**Exercise requirements**
Copy all lines in which the word "YYYY" can be found.

**Stored records**
^^^^^^^^^^^^^^^^

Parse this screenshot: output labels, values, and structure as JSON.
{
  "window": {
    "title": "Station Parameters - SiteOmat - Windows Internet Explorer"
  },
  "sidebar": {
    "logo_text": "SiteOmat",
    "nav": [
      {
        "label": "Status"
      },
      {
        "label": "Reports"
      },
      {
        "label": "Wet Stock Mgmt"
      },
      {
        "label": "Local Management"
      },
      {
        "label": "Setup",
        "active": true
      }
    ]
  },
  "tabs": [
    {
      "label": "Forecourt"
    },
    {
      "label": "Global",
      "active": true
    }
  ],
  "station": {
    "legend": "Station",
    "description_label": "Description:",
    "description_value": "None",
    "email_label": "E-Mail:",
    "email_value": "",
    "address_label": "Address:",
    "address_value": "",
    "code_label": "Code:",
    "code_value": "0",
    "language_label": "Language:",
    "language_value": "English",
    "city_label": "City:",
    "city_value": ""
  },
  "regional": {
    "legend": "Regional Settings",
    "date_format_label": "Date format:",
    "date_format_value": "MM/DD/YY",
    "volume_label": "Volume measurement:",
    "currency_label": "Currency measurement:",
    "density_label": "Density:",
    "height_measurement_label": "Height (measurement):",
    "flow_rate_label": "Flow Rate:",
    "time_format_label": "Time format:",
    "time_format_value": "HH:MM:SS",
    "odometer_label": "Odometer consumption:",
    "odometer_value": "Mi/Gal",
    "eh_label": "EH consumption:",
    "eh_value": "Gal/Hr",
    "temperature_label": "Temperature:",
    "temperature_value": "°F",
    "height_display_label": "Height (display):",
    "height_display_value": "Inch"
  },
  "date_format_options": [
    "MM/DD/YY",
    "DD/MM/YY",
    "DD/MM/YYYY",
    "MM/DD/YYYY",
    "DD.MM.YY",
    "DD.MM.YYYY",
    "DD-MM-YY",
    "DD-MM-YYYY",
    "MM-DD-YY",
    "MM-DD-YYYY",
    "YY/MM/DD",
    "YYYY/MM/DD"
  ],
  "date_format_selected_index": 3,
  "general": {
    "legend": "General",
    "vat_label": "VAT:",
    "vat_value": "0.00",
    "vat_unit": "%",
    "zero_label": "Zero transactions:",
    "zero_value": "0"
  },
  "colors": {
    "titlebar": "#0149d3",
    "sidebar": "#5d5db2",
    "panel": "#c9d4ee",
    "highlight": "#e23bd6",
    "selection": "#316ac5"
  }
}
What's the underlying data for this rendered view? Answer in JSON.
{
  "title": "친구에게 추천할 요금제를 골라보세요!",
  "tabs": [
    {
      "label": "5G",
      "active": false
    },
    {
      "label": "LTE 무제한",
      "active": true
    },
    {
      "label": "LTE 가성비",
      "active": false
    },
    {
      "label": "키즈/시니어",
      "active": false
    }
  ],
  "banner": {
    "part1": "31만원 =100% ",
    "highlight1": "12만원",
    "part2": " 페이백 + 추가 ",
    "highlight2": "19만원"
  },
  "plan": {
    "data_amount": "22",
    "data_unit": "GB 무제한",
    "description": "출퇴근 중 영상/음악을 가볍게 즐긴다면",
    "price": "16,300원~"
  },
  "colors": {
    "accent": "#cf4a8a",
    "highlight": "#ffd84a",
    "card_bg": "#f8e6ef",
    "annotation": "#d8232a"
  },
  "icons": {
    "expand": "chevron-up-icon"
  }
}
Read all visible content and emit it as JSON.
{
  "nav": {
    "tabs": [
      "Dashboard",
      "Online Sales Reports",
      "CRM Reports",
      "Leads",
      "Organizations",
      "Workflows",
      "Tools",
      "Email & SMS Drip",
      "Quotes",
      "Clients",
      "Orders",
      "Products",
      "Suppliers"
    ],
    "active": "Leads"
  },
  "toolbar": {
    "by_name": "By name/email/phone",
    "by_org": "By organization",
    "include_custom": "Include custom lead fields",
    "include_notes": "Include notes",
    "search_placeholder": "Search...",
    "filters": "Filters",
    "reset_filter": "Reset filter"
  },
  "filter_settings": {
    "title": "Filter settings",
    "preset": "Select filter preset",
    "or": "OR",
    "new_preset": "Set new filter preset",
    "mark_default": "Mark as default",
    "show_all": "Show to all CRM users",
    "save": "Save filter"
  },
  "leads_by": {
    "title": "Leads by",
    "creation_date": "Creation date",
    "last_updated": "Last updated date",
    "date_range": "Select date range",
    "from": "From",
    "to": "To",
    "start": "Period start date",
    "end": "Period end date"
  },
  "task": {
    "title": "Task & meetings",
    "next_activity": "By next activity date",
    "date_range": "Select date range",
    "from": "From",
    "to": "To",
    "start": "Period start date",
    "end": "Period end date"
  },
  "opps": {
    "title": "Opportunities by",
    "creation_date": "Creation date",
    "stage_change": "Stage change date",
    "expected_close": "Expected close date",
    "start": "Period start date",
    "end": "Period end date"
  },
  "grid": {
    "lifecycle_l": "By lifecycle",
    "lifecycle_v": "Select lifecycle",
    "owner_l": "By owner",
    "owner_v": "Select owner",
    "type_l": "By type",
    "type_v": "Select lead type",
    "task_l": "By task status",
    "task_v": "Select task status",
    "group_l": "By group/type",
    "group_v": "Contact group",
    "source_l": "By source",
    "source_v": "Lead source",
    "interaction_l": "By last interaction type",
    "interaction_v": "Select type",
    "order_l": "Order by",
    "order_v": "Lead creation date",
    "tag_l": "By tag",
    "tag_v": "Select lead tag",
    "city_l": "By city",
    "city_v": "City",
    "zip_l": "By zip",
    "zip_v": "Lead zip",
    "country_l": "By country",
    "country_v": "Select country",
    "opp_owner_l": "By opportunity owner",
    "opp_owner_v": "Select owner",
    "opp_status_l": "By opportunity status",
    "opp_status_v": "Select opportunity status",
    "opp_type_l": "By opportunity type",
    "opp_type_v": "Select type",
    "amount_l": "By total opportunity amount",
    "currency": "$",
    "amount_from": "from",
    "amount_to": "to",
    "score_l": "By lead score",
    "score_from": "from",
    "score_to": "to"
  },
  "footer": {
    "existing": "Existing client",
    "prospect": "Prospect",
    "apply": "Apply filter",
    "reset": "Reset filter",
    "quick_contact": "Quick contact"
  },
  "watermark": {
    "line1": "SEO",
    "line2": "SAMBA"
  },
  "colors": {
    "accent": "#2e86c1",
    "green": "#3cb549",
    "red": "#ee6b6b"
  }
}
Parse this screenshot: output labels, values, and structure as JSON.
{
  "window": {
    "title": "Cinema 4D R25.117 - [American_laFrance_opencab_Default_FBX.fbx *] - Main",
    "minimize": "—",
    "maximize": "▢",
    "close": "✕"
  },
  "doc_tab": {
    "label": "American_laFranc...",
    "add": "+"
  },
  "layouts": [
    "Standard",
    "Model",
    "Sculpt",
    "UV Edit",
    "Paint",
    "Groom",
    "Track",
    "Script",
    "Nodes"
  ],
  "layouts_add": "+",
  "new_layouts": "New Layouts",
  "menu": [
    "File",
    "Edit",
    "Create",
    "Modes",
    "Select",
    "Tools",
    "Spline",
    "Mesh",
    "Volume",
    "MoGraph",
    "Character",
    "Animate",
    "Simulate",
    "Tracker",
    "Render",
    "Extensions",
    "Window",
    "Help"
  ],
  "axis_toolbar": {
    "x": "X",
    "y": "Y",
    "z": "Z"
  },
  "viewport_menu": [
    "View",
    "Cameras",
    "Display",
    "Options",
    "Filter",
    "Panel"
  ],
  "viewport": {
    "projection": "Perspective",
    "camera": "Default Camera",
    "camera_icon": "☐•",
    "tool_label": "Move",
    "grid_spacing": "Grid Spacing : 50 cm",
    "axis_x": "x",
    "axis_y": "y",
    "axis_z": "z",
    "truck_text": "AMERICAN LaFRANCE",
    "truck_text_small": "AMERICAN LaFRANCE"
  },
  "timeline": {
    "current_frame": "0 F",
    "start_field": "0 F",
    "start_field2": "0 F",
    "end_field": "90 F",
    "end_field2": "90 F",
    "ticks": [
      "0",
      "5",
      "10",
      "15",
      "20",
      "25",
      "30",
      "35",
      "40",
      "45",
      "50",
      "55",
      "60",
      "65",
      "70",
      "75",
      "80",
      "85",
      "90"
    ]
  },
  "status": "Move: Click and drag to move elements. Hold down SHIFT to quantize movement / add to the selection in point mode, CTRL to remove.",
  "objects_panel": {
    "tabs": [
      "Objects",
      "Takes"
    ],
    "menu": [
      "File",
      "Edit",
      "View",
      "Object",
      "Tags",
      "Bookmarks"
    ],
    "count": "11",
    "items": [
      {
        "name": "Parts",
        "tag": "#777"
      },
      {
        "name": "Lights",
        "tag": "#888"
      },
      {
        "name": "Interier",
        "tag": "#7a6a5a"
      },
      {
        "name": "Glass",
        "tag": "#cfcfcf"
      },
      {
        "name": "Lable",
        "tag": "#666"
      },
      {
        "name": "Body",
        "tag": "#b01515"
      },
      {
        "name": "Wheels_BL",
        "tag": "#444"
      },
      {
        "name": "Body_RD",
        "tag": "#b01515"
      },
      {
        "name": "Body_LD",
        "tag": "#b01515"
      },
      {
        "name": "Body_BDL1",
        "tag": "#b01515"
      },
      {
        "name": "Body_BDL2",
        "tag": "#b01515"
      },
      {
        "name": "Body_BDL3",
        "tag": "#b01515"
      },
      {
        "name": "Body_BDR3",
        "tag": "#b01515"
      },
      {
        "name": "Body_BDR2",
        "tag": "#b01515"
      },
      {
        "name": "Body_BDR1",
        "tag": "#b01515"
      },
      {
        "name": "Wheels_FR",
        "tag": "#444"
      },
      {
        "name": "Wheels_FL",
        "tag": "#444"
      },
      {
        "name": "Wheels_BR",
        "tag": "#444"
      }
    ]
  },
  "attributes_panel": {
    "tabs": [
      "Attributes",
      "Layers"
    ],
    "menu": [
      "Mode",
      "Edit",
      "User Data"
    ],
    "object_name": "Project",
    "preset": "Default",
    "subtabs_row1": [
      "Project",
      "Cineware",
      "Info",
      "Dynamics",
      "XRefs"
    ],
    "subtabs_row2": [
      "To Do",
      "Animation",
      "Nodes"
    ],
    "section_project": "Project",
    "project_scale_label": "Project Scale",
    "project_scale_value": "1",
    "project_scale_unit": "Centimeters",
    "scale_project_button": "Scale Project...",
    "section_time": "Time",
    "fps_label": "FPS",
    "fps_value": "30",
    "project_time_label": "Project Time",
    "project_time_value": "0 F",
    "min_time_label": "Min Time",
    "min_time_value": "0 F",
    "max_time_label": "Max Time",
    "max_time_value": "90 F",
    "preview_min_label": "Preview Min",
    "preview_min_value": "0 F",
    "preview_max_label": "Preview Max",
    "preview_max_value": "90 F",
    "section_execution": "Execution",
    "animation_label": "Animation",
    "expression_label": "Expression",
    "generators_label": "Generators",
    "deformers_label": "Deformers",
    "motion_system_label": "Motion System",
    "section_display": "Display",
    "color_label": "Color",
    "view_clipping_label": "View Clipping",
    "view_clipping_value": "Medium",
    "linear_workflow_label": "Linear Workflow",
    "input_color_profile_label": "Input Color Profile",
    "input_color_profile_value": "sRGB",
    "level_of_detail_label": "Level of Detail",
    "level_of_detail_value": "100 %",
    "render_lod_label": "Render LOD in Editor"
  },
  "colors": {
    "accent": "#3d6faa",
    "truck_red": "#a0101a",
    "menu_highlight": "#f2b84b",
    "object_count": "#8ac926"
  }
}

^^^^^^^^^^^^^^^^

**Full output**
    "DD/MM/YYYY",
    "MM/DD/YYYY",
    "DD.MM.YYYY",
    "DD-MM-YYYY",
    "MM-DD-YYYY",
    "YYYY/MM/DD"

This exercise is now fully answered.